TO DO =>
Please pull out every line that includes the string "Time".
--- START OF INPUT FOR THIS TASK ---
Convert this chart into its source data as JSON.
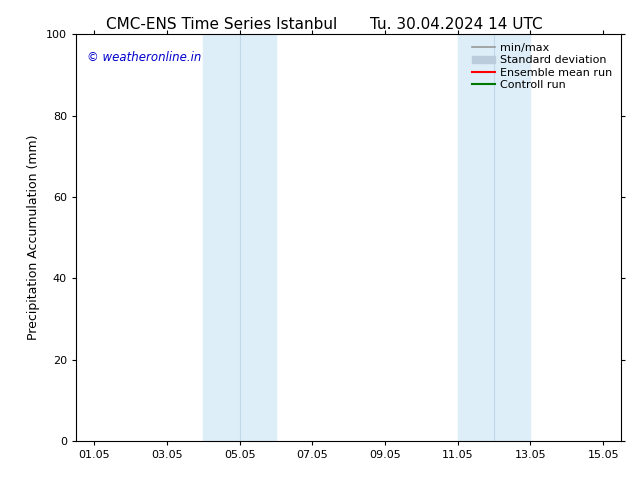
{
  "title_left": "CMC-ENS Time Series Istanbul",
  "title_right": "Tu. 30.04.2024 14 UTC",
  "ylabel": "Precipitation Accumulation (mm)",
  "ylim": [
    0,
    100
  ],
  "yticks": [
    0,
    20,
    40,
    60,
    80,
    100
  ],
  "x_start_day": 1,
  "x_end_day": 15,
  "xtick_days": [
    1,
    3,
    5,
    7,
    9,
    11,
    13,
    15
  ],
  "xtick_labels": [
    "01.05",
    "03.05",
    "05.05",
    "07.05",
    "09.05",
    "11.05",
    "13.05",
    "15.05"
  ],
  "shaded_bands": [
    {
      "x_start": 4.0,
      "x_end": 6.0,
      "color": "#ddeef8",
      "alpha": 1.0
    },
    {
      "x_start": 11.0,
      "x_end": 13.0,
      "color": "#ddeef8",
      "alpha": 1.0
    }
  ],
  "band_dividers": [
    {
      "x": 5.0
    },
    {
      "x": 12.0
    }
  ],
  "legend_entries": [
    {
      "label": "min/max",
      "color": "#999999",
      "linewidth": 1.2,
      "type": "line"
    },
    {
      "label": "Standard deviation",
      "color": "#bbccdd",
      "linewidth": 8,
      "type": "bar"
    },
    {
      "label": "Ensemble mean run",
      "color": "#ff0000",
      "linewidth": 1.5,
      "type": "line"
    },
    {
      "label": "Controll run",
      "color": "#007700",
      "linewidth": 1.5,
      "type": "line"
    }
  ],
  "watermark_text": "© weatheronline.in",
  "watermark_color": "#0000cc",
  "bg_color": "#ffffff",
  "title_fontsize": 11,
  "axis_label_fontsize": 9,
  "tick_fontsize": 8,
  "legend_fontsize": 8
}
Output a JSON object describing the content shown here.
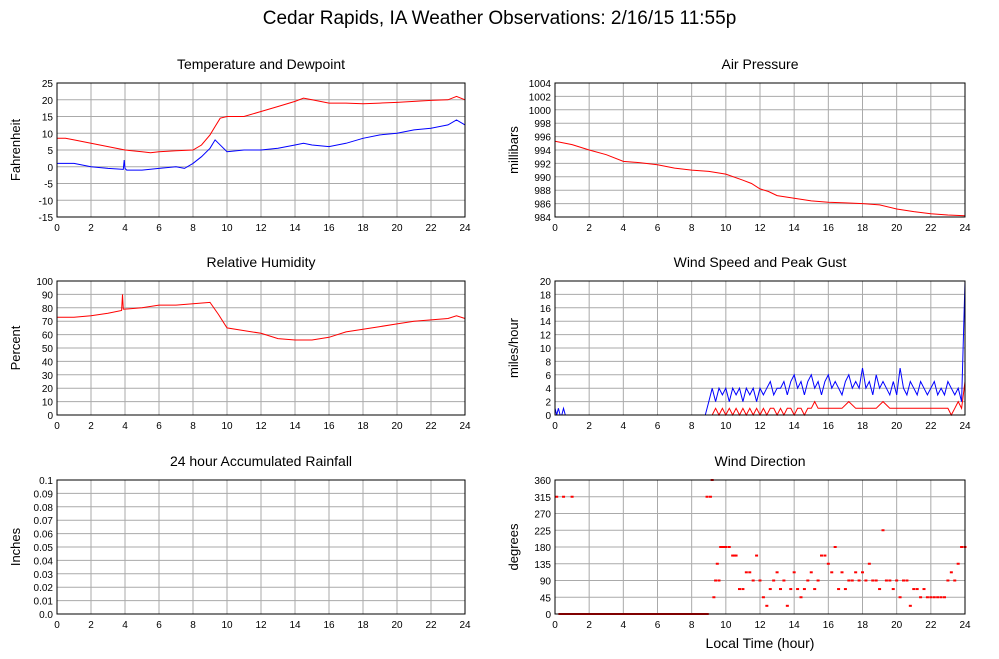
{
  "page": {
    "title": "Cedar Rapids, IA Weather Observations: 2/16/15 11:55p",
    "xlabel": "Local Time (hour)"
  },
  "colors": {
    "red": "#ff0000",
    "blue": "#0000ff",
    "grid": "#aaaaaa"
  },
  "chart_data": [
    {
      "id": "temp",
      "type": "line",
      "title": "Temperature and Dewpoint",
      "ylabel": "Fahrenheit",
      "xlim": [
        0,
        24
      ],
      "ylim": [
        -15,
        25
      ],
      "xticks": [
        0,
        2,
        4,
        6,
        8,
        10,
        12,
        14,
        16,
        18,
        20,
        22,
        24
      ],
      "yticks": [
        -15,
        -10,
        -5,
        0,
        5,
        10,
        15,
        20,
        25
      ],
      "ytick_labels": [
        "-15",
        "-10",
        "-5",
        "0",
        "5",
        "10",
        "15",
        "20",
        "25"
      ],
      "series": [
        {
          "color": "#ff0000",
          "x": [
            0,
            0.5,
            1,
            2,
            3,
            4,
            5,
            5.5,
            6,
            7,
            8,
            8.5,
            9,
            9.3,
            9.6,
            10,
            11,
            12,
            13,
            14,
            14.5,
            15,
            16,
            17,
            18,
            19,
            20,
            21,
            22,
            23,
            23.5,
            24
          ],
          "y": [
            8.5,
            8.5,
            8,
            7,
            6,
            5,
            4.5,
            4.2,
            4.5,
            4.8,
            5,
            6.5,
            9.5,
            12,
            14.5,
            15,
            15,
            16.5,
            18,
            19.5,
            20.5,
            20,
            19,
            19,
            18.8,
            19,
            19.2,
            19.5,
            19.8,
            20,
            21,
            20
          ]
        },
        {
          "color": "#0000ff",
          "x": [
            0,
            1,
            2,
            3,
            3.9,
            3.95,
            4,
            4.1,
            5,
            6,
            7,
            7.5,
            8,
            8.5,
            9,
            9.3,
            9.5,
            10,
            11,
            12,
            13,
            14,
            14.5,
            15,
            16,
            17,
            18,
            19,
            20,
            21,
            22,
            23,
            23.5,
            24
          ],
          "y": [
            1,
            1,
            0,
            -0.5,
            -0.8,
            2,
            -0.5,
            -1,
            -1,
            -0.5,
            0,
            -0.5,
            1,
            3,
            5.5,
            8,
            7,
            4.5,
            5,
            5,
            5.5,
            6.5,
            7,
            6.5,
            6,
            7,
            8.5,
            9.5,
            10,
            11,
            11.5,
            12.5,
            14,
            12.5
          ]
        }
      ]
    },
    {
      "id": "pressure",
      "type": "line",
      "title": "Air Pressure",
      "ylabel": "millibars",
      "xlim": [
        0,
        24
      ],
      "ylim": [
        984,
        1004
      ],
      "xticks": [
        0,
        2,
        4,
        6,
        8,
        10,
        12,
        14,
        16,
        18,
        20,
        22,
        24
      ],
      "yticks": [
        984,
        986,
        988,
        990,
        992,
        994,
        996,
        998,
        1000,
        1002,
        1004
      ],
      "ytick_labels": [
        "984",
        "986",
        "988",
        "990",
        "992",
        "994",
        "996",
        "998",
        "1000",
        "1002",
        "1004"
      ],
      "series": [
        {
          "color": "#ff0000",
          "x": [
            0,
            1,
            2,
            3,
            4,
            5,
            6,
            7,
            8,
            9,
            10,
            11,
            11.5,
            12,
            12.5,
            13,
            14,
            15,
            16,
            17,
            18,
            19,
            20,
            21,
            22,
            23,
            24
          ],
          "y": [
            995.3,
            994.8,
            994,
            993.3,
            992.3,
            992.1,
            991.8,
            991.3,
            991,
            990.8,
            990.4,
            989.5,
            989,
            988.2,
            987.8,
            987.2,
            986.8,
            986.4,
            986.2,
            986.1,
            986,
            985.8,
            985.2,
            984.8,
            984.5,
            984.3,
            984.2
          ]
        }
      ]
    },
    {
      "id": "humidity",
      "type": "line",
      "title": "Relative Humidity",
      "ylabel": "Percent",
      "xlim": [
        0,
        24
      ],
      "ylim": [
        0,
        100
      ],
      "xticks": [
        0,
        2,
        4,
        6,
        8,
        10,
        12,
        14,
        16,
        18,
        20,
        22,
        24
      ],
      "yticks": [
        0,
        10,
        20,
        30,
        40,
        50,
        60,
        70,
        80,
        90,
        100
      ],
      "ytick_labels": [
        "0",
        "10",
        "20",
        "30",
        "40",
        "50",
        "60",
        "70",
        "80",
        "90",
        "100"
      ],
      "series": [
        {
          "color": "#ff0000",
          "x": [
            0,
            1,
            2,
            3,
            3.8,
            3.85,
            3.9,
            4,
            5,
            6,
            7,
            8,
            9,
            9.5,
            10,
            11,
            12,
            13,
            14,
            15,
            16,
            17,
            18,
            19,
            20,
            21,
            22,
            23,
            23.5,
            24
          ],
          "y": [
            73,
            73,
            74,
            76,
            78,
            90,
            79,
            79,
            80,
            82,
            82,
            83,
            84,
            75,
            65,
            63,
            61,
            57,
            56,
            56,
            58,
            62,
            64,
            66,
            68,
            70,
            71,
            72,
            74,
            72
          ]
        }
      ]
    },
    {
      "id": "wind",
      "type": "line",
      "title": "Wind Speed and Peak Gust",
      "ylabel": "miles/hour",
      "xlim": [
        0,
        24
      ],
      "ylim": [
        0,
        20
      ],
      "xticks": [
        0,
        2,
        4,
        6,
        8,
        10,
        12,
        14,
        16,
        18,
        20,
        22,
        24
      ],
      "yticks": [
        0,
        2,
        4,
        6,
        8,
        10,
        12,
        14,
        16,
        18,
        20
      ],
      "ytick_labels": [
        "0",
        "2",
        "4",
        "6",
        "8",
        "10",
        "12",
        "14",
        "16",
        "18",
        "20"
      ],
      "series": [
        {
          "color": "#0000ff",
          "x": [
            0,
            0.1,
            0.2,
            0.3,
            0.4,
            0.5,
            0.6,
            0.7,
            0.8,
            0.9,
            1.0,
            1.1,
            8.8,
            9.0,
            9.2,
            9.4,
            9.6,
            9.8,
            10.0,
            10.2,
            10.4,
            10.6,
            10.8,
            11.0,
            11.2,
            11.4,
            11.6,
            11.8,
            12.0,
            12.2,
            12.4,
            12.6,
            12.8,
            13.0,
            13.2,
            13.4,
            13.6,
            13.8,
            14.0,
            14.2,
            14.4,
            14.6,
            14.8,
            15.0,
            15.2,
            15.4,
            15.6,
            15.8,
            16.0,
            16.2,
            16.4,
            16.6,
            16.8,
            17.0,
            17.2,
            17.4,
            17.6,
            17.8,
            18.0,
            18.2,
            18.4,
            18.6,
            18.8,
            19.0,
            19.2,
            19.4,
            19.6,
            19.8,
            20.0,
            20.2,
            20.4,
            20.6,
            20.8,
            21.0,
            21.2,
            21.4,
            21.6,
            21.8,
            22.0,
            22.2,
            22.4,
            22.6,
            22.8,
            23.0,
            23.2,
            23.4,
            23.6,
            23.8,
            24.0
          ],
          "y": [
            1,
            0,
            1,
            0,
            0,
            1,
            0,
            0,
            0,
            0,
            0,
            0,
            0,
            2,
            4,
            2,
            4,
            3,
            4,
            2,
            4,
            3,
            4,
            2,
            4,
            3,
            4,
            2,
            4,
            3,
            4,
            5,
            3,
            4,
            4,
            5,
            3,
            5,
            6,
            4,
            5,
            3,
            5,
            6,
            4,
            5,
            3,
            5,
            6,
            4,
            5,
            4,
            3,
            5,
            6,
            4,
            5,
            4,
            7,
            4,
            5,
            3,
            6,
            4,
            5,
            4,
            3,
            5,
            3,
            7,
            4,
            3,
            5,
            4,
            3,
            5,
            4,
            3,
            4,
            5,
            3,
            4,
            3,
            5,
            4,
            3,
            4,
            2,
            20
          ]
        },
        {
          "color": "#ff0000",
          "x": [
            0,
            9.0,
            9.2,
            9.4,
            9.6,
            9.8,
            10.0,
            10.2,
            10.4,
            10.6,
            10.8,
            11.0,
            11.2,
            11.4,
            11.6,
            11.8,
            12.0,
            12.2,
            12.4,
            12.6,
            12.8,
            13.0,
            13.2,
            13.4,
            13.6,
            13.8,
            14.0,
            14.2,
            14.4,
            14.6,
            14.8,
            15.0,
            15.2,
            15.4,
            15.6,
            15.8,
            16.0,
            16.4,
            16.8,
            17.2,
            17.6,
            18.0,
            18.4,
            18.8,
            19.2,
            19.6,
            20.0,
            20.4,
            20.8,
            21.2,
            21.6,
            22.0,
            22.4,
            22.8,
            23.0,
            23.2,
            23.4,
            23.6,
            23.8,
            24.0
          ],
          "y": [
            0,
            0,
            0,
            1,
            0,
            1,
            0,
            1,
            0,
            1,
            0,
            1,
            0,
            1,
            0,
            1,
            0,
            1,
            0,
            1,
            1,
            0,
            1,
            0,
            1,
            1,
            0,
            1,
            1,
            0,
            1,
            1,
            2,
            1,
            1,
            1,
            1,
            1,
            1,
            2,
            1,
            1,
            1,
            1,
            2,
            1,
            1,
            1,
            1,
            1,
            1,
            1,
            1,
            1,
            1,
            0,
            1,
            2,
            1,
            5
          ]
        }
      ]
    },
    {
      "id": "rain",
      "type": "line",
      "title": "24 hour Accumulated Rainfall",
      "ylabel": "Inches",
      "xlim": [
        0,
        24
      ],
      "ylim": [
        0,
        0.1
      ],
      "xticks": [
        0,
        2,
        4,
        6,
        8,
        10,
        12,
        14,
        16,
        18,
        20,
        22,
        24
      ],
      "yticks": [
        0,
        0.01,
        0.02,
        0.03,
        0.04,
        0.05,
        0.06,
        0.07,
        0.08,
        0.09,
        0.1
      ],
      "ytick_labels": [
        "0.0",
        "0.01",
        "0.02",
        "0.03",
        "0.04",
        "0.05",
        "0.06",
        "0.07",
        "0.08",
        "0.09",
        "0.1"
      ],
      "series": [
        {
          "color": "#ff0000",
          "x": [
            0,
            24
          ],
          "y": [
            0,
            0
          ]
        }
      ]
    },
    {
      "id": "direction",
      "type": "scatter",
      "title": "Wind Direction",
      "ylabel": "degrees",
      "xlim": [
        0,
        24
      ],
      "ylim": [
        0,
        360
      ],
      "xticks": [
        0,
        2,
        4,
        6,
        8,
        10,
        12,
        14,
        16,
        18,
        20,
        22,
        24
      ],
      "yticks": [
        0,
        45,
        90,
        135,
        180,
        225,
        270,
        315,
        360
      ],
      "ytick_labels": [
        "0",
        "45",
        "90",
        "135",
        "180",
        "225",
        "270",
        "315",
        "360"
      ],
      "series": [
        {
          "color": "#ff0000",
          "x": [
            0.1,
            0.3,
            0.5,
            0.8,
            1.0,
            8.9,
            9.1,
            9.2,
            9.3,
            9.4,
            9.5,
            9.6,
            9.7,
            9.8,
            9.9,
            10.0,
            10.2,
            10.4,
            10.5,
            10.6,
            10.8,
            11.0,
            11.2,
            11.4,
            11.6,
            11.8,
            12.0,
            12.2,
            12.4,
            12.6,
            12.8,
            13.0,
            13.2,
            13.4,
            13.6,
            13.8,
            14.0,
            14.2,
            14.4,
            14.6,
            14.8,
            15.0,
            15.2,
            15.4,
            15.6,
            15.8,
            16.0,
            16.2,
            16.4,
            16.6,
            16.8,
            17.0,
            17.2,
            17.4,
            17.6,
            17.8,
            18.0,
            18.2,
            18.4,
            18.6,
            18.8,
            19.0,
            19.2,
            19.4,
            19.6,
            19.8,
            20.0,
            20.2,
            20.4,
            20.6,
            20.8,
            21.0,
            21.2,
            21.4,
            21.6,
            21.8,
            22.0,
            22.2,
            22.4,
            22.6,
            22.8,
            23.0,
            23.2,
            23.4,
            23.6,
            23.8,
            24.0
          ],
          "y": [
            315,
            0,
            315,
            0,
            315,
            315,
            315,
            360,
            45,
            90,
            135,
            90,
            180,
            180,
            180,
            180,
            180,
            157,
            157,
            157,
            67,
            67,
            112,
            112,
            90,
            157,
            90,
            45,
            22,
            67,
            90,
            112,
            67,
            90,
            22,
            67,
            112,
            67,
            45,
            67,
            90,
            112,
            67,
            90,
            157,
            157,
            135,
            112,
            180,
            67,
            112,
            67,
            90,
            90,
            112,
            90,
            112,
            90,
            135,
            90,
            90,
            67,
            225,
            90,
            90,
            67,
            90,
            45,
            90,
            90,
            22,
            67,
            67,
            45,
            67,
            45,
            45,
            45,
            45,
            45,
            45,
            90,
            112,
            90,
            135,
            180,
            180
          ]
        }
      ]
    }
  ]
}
--- END OF INPUT FOR THIS TASK ---
REPLY =>
  "title_left": "CMC-ENS Time Series Istanbul",
    "xlabel": "Local Time (hour)"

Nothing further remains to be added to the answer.